- _Your tasks_
[1] Condense the paragraph beginning "Caitlin E. Schindler" in the annotated reading list below into a short bulleted list that keeps its main facts.
[2] In the annotated reading list below, what does Scott-Smith find consensus on?

— start of Provided passage —

William Marcellino, Meagan Smith, Christopher Paul, and Lauren Skrabala, “Monitoring Social Media: Lessons for Future Department of Defense Social Media Analysis in Support of Information Operations,” RAND Corporation, 2017. In this 92-page study, RAND’s policy analysts take a deep dive into legal, technology, and national security issues in building social media analysis capabilities while navigating US laws and norms under conditions of uncertainty. Although they focus on requirements of the Department of Defense, they provide an informed assessment of the literature on social media technologies, concepts and methods in social media analysis, best practices, legal and ethical constraints, and the accelerating pace and reach of communication networks. Diplomacy scholars and practitioners will find their insights and recommendations useful.
Caitlin E. Schindler, The Origins of Public Diplomacy in US Statecraft: Uncovering a Forgotten Tradition,(Palgrave Macmillan, 2017). Missing in the abundant literature on US public diplomacy are careful studies of its pre-institutional origins in the nation’s history and culture. Schindler (Institute of World Politics) has made a significant contribution to filling this void. Her deeply researched book, filled with insights and rich detail, illuminates ways the US engaged and sought to influence foreign publics from the American Revolution through the 19th and first half of the 20th centuries. She reveals patterns in the nation’s diplomatic and civil society traditions and provides informed assessments of how the nation’s past enables and constrains US diplomacy today.
Giles Scott-Smith, guest editor, “The Evolving Embassy: Changes and Challenges to Diplomatic Representation and Practice in the Global Era,” New Global Studies, Volume 11, Issue 2, July 2017. Are embassies still necessary? How should they adapt to changes in global and domestic contexts? New governance structures. City diplomacy. New non-state actors. Changing norms and practices. In his balanced and well-reasoned introduction, Scott-Smith (University of Leiden) discusses contrasting views of those who argue embassies remain essential and critics who see them as increasingly irrelevant. Case studies examine these issues from historical and social science perspectives. Small-state diplomacy. Diplomatic practice in extreme situations. Insights from specific diplomatic practices, i.e., labor attaches, honorary consuls. Scott-Smith finds consensus on the growing importance of city diplomacy. Going forward, he argues, “embassies will survive,” debate will continue, and their numbers will decline reflecting a “shift to more flexible forms of ‘presence.’” Contains a useful list of resources.

— end of Provided passage —
— start of Material —

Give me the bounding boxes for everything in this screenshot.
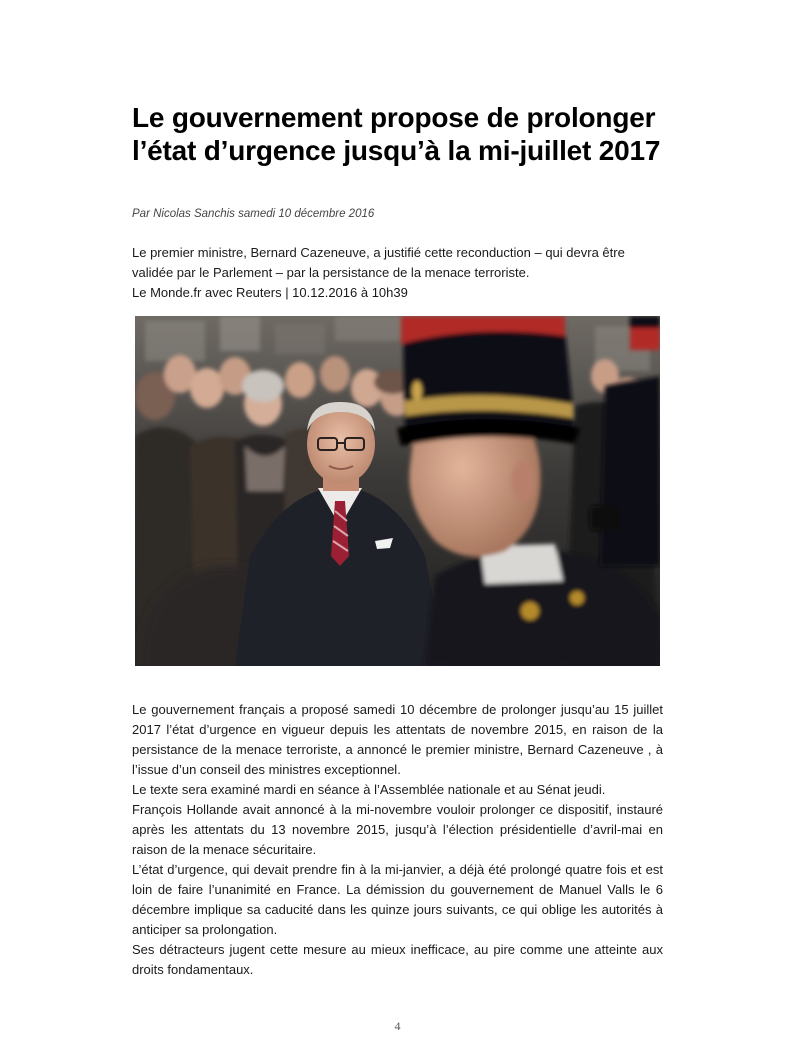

— end of Material —

- _Responses for each task_
[1]
- Book: *The Origins of Public Diplomacy in US Statecraft: Uncovering a Forgotten Tradition* by Caitlin E. Schindler (Institute of World Politics), Palgrave Macmillan, 2017.
- It helps fill a gap in the extensive literature on US public diplomacy, which lacks careful studies of that diplomacy's pre-institutional origins in the nation's history and culture.
- It shows how the US engaged and sought to influence foreign publics from the American Revolution through the 19th century and the first half of the 20th.
- It identifies patterns in US diplomatic and civil society traditions and assesses how that past both enables and constrains US diplomacy today.

[2] He finds consensus on the growing importance of city diplomacy.